### Testo citato
============================================================

Inter, Monterrey, River Plate, Urawa Reds 

La prima gara del girone è quella tra il River Plate e i giapponesi dell’Urawa Reds. A Seattle le temperature sono più adatte per una grigliata di asado con gli amici piuttosto che una partita di calcio, ma nonostante il caldo torrido alle 12.00 (ore americane) al Lumen Field ci sono un buon numero di tifosi dei Millionarios, che assistono all’esordio vincente della squadra di Gallardo. Un successo che mette ulteriormente in mostra tutte le qualità del gioco del River Plate: gestione lucida del possesso, una buona dose di ‘garra’ e un Mastantuono pronto a prendersi la scena prima di passare al Real Madrid a fine mondiale. Il vantaggio parte proprio da una giocata del classe 2007, proseguita dal solito cross tagliente di Acuna, e da un inserimento brutale di Colidio in mezzo ai difensori. Nella ripresa il raddoppio porta la firma di Driussi, anche se gran parte del gol è regalato dal terrificante retropassaggio del difensore Hoibraten. Driussi si fa anche male nella ricaduta, nel frattempo l’Urawa accorcia le distanze dagli undici metri con Matsuo e comincia a pregustare il sapore della rimonta, subito interrotta dalla zuccata di Meza a dieci dalla fine. Un River che gioca bene e che usa…la testa, viste le tre zuccate che hanno regalato alla banda Gallardo i primi tre punti, e adesso il “set point” contro il Monterrey può regalare già il primo posto aritmetico al River Plate.

============================================================

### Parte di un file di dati
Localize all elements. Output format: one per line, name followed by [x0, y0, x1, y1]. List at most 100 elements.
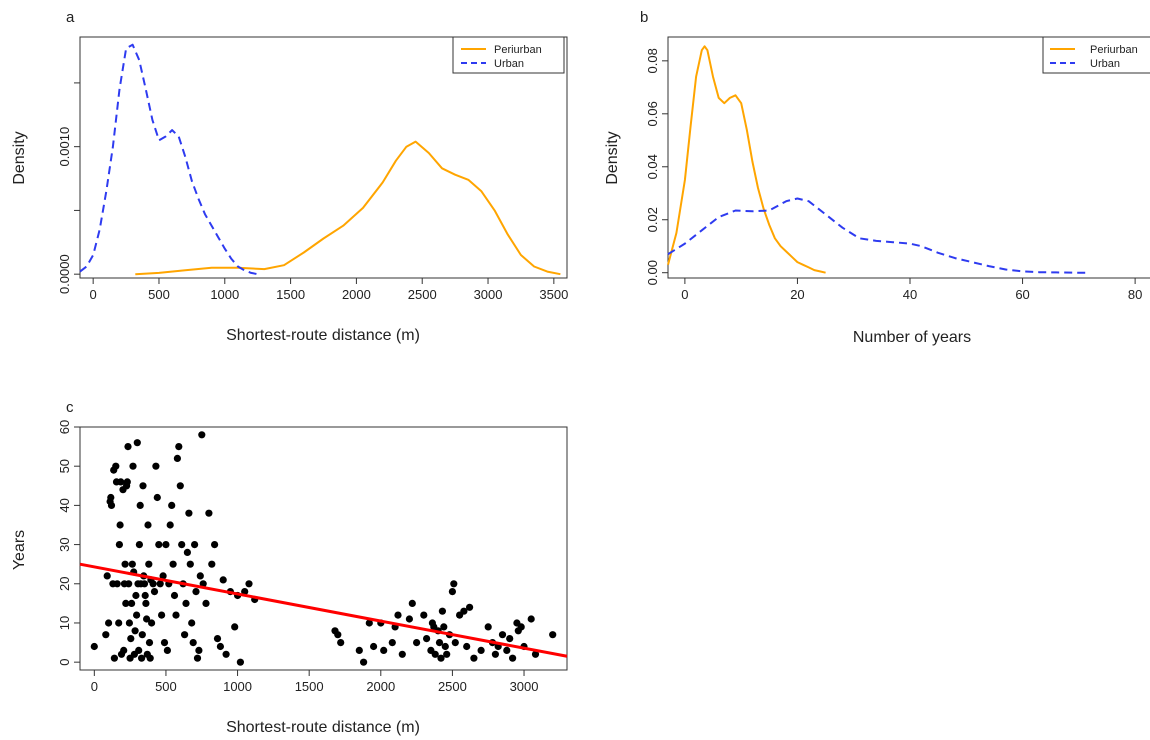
panel-b-y-tick-label: 0.00: [645, 260, 660, 285]
scatter-point: [145, 639, 154, 647]
scatter-point: [169, 560, 177, 568]
panel-b-legend: Periurban Urban: [1042, 36, 1150, 74]
panel-c-x-tick-label: 1000: [223, 679, 252, 694]
scatter-point: [440, 623, 448, 631]
panel-c-y-tick-label: 10: [57, 616, 72, 630]
scatter-point: [120, 646, 128, 655]
panel-a-plot-frame: [79, 36, 568, 279]
scatter-point: [176, 482, 184, 490]
panel-a-x-tick-label: 1000: [210, 287, 239, 302]
scatter-point: [182, 599, 190, 608]
scatter-point: [506, 635, 514, 643]
panel-b-x-tick-label: 20: [790, 287, 804, 302]
scatter-point: [388, 639, 396, 647]
scatter-point: [448, 588, 456, 596]
panel-a-x-tick-label: 0: [90, 287, 97, 302]
panel-b-x-axis-label: Number of years: [853, 329, 971, 346]
scatter-point: [334, 631, 342, 639]
panel-c-x-tick-label: 3000: [510, 679, 539, 694]
scatter-point: [121, 560, 129, 568]
panel-c-y-tick-label: 50: [57, 459, 72, 473]
scatter-point: [133, 439, 141, 447]
scatter-point: [148, 619, 156, 627]
panel-a-series-periurban: [135, 140, 561, 276]
panel-c-letter: c: [66, 399, 74, 416]
scatter-point: [443, 650, 451, 658]
panel-a-y-axis-label: Density: [11, 131, 28, 184]
scatter-point: [170, 591, 179, 600]
scatter-point: [132, 591, 140, 600]
panel-c-x-tick-label: 2500: [438, 679, 467, 694]
scatter-point: [205, 509, 213, 517]
scatter-point: [549, 631, 557, 639]
scatter-point: [183, 548, 191, 557]
scatter-point: [185, 509, 193, 517]
panel-c-x-tick-label: 500: [155, 679, 177, 694]
scatter-point: [503, 646, 511, 655]
scatter-point: [129, 462, 137, 470]
scatter-point: [498, 631, 507, 639]
scatter-point: [195, 646, 203, 655]
panel-c-x-axis-label: Shortest-route distance (m): [226, 719, 420, 736]
scatter-point: [437, 654, 445, 662]
panel-b-y-tick-label: 0.06: [645, 101, 660, 126]
scatter-point: [150, 588, 159, 596]
scatter-point: [241, 588, 249, 596]
scatter-point: [125, 619, 133, 627]
scatter-point: [156, 580, 164, 588]
scatter-point: [146, 654, 154, 662]
panel-c-scatter: c Shortest-route distance (m) Years 0 500…: [11, 399, 568, 736]
scatter-point: [178, 541, 186, 549]
scatter-point: [107, 501, 116, 509]
scatter-point: [370, 642, 378, 651]
scatter-point: [141, 591, 149, 600]
scatter-point: [435, 639, 444, 647]
panel-b-y-axis-label: Density: [604, 131, 621, 184]
scatter-point: [173, 454, 181, 462]
panel-a-legend: Periurban Urban: [452, 36, 565, 74]
scatter-point: [188, 619, 196, 627]
scatter-point: [196, 572, 204, 580]
scatter-point: [113, 580, 121, 588]
panel-a-legend-box: [452, 36, 565, 74]
panel-a-series-urban: [79, 43, 258, 276]
panel-a-y-tick-label: 0.0010: [57, 127, 72, 167]
panel-b-letter: b: [640, 9, 648, 26]
scatter-point: [463, 642, 471, 651]
scatter-point: [163, 646, 171, 655]
scatter-point: [186, 560, 194, 568]
scatter-point: [420, 611, 428, 619]
panel-b-legend-urban: Urban: [1090, 58, 1120, 70]
scatter-point: [175, 443, 183, 451]
scatter-point: [191, 541, 199, 549]
scatter-point: [199, 580, 207, 588]
panel-b-x-tick-label: 60: [1015, 287, 1029, 302]
scatter-point: [192, 588, 200, 596]
panel-b-density-years: b Number of years Density Periurban Urba…: [604, 9, 1150, 346]
scatter-point: [139, 482, 147, 490]
scatter-point: [135, 541, 143, 549]
scatter-point: [135, 646, 143, 655]
panel-a-x-tick-label: 3000: [474, 287, 503, 302]
panel-c-y-tick-label: 20: [57, 577, 72, 591]
panel-b-y-tick-label: 0.04: [645, 154, 660, 179]
panel-c-y-tick-label: 30: [57, 537, 72, 551]
scatter-point: [149, 580, 157, 588]
scatter-point: [405, 615, 413, 623]
scatter-point: [451, 639, 459, 647]
regression-line: [79, 562, 568, 658]
scatter-point: [208, 560, 216, 568]
scatter-point: [117, 478, 125, 486]
scatter-point: [122, 599, 130, 608]
panel-a-x-axis-label: Shortest-route distance (m): [226, 327, 420, 344]
panel-c-x-tick-label: 2000: [366, 679, 395, 694]
scatter-point: [398, 650, 406, 658]
scatter-point: [380, 646, 388, 655]
scatter-point: [159, 572, 167, 580]
scatter-point: [531, 650, 540, 658]
panel-c-y-tick-label: 40: [57, 498, 72, 512]
scatter-point: [450, 580, 458, 588]
scatter-point: [355, 646, 363, 655]
scatter-point: [138, 631, 146, 639]
scatter-point: [125, 580, 133, 588]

============================================================

### Compiti assegnati
[A] Riscrivi in forma di elenco puntato il paragrafo del testo citato che comincia con "La prima gara del girone", conservandone i fatti principali.
[B] Trascrivi dai record tutto ciò che va dalla riga che contiene "panel-b-y-tick-label: 0.00: [645, 260, 660, 285]" fino a quella che contiene "scatter-point: [148, 619, 156, 627]", entrambe comprese.

### Elenco soluzioni
[A]
- Prima gara del girone: River Plate contro Urawa Reds, al Lumen Field di Seattle, alle 12.00 ora americana e con un caldo torrido.
- Sugli spalti c'è un buon numero di tifosi del River, che vince all'esordio con la squadra di Gallardo.
- Il River mostra possesso gestito con lucidità, "garra" e un Mastantuono (classe 2007) protagonista prima di passare al Real Madrid a fine mondiale.
- Vantaggio: giocata di Mastantuono, cross di Acuna e inserimento di Colidio tra i difensori.
- Nella ripresa segna Driussi, favorito da un pessimo retropassaggio di Hoibraten; nella ricaduta si fa male.
- L'Urawa accorcia su rigore con Matsuo, ma Meza chiude la partita di testa a dieci minuti dalla fine.
- I tre colpi di testa valgono i primi tre punti; contro il Monterrey il River può già conquistare il primo posto aritmetico.

[B]
panel-b-y-tick-label: 0.00: [645, 260, 660, 285]
scatter-point: [145, 639, 154, 647]
scatter-point: [169, 560, 177, 568]
panel-b-legend: Periurban Urban: [1042, 36, 1150, 74]
panel-c-x-tick-label: 1000: [223, 679, 252, 694]
scatter-point: [440, 623, 448, 631]
panel-c-y-tick-label: 10: [57, 616, 72, 630]
scatter-point: [120, 646, 128, 655]
panel-a-plot-frame: [79, 36, 568, 279]
scatter-point: [176, 482, 184, 490]
panel-a-x-tick-label: 1000: [210, 287, 239, 302]
scatter-point: [182, 599, 190, 608]
scatter-point: [506, 635, 514, 643]
panel-b-x-tick-label: 20: [790, 287, 804, 302]
scatter-point: [388, 639, 396, 647]
scatter-point: [448, 588, 456, 596]
panel-a-x-tick-label: 0: [90, 287, 97, 302]
panel-b-x-axis-label: Number of years: [853, 329, 971, 346]
scatter-point: [334, 631, 342, 639]
panel-c-x-tick-label: 3000: [510, 679, 539, 694]
scatter-point: [121, 560, 129, 568]
panel-c-y-tick-label: 50: [57, 459, 72, 473]
scatter-point: [133, 439, 141, 447]
scatter-point: [148, 619, 156, 627]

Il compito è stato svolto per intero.